Goal :: Write the data out again in full, with no departure from the original.
* START Records provided *
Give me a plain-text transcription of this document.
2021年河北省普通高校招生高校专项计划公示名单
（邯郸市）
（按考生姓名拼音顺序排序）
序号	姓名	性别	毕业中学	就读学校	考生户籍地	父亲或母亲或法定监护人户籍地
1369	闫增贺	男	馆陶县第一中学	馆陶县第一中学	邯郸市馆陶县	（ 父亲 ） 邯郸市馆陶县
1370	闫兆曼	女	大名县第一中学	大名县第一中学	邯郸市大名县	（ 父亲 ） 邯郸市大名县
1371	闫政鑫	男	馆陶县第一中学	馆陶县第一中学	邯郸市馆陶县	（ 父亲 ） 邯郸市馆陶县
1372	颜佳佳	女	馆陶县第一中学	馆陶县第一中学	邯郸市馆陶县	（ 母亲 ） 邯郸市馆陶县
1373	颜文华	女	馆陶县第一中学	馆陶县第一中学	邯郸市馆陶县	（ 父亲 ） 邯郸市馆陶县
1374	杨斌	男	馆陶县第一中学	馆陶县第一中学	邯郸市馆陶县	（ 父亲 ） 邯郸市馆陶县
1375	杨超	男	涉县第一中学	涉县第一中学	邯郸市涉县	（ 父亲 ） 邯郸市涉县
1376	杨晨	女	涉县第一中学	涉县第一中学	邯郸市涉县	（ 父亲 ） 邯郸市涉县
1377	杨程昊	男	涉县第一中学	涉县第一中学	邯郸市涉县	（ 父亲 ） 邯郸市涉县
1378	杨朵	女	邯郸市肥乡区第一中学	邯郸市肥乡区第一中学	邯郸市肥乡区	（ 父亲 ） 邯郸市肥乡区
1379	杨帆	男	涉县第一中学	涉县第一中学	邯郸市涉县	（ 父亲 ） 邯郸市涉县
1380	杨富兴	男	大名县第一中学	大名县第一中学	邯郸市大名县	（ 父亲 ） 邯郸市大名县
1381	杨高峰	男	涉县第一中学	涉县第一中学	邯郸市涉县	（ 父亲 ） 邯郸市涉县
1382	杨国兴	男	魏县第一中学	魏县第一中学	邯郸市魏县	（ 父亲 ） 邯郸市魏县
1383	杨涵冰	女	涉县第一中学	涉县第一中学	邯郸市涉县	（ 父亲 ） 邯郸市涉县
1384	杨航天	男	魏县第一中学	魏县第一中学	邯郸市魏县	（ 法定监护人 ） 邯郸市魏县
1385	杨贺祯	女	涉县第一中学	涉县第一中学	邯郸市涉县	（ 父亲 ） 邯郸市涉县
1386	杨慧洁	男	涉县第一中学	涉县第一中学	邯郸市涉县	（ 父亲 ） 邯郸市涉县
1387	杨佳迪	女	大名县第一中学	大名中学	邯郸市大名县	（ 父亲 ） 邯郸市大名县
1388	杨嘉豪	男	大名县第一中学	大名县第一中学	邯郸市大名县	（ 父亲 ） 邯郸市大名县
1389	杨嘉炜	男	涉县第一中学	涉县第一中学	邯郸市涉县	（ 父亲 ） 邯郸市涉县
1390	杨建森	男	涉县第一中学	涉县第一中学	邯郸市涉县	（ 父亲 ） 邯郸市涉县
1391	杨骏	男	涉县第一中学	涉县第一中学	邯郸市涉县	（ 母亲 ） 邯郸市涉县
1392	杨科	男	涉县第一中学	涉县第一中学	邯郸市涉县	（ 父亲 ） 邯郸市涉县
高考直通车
* END Records provided *
Full response ::
Give me a plain-text transcription of this document.
2021年河北省普通高校招生高校专项计划公示名单
（邯郸市）
（按考生姓名拼音顺序排序）
序号	姓名	性别	毕业中学	就读学校	考生户籍地	父亲或母亲或法定监护人户籍地
1369	闫增贺	男	馆陶县第一中学	馆陶县第一中学	邯郸市馆陶县	（ 父亲 ） 邯郸市馆陶县
1370	闫兆曼	女	大名县第一中学	大名县第一中学	邯郸市大名县	（ 父亲 ） 邯郸市大名县
1371	闫政鑫	男	馆陶县第一中学	馆陶县第一中学	邯郸市馆陶县	（ 父亲 ） 邯郸市馆陶县
1372	颜佳佳	女	馆陶县第一中学	馆陶县第一中学	邯郸市馆陶县	（ 母亲 ） 邯郸市馆陶县
1373	颜文华	女	馆陶县第一中学	馆陶县第一中学	邯郸市馆陶县	（ 父亲 ） 邯郸市馆陶县
1374	杨斌	男	馆陶县第一中学	馆陶县第一中学	邯郸市馆陶县	（ 父亲 ） 邯郸市馆陶县
1375	杨超	男	涉县第一中学	涉县第一中学	邯郸市涉县	（ 父亲 ） 邯郸市涉县
1376	杨晨	女	涉县第一中学	涉县第一中学	邯郸市涉县	（ 父亲 ） 邯郸市涉县
1377	杨程昊	男	涉县第一中学	涉县第一中学	邯郸市涉县	（ 父亲 ） 邯郸市涉县
1378	杨朵	女	邯郸市肥乡区第一中学	邯郸市肥乡区第一中学	邯郸市肥乡区	（ 父亲 ） 邯郸市肥乡区
1379	杨帆	男	涉县第一中学	涉县第一中学	邯郸市涉县	（ 父亲 ） 邯郸市涉县
1380	杨富兴	男	大名县第一中学	大名县第一中学	邯郸市大名县	（ 父亲 ） 邯郸市大名县
1381	杨高峰	男	涉县第一中学	涉县第一中学	邯郸市涉县	（ 父亲 ） 邯郸市涉县
1382	杨国兴	男	魏县第一中学	魏县第一中学	邯郸市魏县	（ 父亲 ） 邯郸市魏县
1383	杨涵冰	女	涉县第一中学	涉县第一中学	邯郸市涉县	（ 父亲 ） 邯郸市涉县
1384	杨航天	男	魏县第一中学	魏县第一中学	邯郸市魏县	（ 法定监护人 ） 邯郸市魏县
1385	杨贺祯	女	涉县第一中学	涉县第一中学	邯郸市涉县	（ 父亲 ） 邯郸市涉县
1386	杨慧洁	男	涉县第一中学	涉县第一中学	邯郸市涉县	（ 父亲 ） 邯郸市涉县
1387	杨佳迪	女	大名县第一中学	大名中学	邯郸市大名县	（ 父亲 ） 邯郸市大名县
1388	杨嘉豪	男	大名县第一中学	大名县第一中学	邯郸市大名县	（ 父亲 ） 邯郸市大名县
1389	杨嘉炜	男	涉县第一中学	涉县第一中学	邯郸市涉县	（ 父亲 ） 邯郸市涉县
1390	杨建森	男	涉县第一中学	涉县第一中学	邯郸市涉县	（ 父亲 ） 邯郸市涉县
1391	杨骏	男	涉县第一中学	涉县第一中学	邯郸市涉县	（ 母亲 ） 邯郸市涉县
1392	杨科	男	涉县第一中学	涉县第一中学	邯郸市涉县	（ 父亲 ） 邯郸市涉县
高考直通车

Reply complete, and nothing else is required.